### Given problem
Scan the data below for the string "ylabel". Show every line where it turns up.

### Given data
************
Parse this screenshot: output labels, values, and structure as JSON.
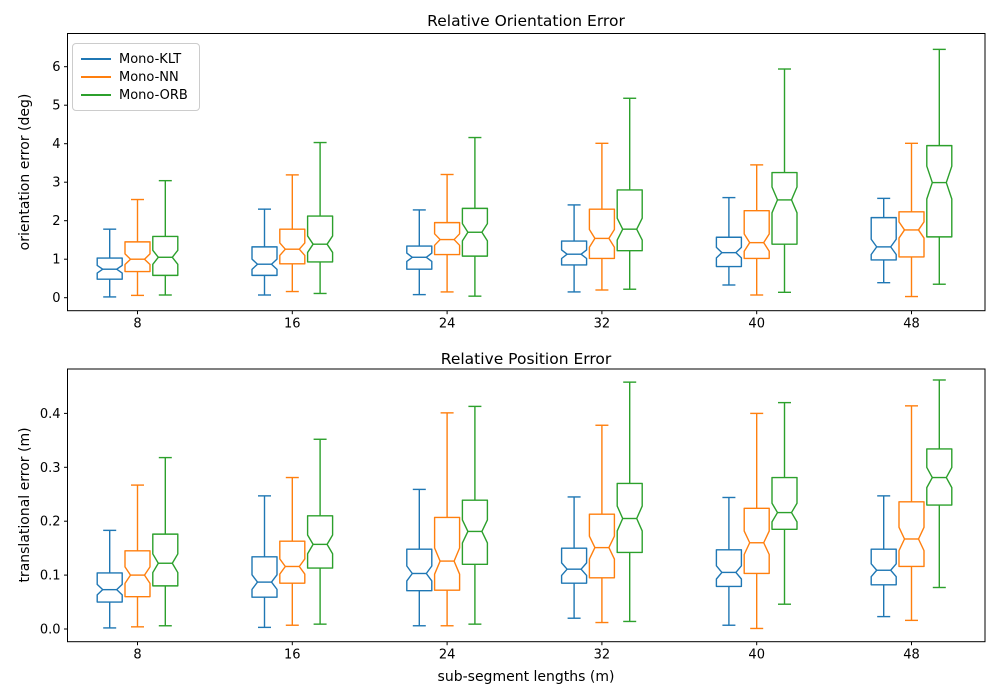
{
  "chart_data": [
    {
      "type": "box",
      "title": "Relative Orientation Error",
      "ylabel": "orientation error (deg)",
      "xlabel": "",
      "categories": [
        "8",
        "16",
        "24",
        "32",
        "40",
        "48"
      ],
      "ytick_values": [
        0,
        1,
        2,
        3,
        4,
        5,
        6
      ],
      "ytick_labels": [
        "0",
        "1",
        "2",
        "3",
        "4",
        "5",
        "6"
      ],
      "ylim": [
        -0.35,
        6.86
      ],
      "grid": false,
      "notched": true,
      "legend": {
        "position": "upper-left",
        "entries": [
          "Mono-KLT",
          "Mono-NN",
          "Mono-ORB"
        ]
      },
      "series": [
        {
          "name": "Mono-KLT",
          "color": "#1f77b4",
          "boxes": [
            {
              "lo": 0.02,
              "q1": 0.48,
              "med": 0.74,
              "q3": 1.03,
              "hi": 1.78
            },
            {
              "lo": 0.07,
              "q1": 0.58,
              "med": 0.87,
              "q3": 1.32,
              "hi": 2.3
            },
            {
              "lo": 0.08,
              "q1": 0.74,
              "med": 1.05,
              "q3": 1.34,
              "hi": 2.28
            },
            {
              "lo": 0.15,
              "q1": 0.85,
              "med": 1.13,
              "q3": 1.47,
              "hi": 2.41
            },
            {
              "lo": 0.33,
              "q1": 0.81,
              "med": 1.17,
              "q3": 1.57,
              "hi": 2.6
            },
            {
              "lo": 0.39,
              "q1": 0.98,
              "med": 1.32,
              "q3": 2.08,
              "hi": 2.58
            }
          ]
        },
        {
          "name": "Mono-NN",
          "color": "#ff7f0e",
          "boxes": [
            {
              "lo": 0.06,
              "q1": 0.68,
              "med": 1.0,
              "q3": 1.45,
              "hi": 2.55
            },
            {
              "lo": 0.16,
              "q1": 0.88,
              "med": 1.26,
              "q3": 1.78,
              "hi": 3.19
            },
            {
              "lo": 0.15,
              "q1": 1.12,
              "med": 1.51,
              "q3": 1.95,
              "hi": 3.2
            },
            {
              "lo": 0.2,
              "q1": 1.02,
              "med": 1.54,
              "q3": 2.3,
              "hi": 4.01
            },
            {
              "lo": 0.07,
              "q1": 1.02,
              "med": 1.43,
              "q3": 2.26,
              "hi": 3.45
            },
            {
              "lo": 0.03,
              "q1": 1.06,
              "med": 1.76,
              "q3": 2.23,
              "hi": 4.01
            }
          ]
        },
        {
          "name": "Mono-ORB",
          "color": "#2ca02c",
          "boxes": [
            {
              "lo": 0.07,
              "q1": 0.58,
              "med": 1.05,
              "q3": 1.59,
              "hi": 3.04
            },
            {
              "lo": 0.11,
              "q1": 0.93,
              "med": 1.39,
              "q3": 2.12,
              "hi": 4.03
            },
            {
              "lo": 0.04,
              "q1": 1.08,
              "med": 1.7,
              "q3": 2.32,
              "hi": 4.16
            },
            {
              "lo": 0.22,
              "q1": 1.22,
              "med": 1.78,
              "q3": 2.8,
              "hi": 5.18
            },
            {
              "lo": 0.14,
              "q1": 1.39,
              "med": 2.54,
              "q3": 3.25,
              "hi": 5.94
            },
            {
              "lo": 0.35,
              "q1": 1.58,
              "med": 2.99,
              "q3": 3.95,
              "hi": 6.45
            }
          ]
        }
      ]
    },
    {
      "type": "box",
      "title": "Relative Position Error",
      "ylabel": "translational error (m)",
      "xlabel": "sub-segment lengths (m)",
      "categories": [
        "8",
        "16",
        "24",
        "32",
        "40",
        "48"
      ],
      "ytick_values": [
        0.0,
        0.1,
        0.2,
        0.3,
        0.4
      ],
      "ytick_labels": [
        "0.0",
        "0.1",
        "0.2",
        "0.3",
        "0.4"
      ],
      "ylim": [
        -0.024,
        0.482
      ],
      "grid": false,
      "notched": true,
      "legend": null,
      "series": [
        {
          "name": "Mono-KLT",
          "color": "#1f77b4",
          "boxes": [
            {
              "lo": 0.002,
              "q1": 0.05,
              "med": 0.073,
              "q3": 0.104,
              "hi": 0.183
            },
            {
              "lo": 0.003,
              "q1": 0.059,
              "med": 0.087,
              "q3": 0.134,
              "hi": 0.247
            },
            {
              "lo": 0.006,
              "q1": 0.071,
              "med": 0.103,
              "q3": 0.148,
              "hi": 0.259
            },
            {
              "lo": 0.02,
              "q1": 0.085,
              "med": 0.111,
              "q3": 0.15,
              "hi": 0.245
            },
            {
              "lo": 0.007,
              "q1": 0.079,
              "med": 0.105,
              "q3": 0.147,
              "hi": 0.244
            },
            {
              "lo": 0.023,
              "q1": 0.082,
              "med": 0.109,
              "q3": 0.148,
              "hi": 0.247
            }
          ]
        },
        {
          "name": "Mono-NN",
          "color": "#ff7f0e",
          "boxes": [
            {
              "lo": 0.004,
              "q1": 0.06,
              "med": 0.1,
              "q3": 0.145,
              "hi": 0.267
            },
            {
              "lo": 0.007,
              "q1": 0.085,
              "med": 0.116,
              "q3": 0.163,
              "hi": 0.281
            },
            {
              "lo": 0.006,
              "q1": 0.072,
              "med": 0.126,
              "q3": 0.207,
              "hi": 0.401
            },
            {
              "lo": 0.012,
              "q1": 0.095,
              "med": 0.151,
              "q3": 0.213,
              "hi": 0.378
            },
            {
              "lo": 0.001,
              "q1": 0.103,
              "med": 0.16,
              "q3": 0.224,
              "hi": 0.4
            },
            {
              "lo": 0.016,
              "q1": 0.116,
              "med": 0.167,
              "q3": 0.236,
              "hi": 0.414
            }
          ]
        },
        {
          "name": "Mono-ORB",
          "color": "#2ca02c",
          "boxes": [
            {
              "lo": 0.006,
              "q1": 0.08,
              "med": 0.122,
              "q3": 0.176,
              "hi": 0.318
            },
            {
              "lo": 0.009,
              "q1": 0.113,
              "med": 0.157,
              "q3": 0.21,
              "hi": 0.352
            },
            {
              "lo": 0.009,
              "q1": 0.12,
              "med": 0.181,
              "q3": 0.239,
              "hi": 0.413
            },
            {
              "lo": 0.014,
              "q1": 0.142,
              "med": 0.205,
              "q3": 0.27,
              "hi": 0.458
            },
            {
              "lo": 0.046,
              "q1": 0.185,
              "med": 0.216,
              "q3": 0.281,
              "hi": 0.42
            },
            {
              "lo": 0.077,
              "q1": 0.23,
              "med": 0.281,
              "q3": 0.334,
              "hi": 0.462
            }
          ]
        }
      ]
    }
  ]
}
************
### Answer for this exercise
      "ylabel": "orientation error (deg)",
      "ylabel": "translational error (m)",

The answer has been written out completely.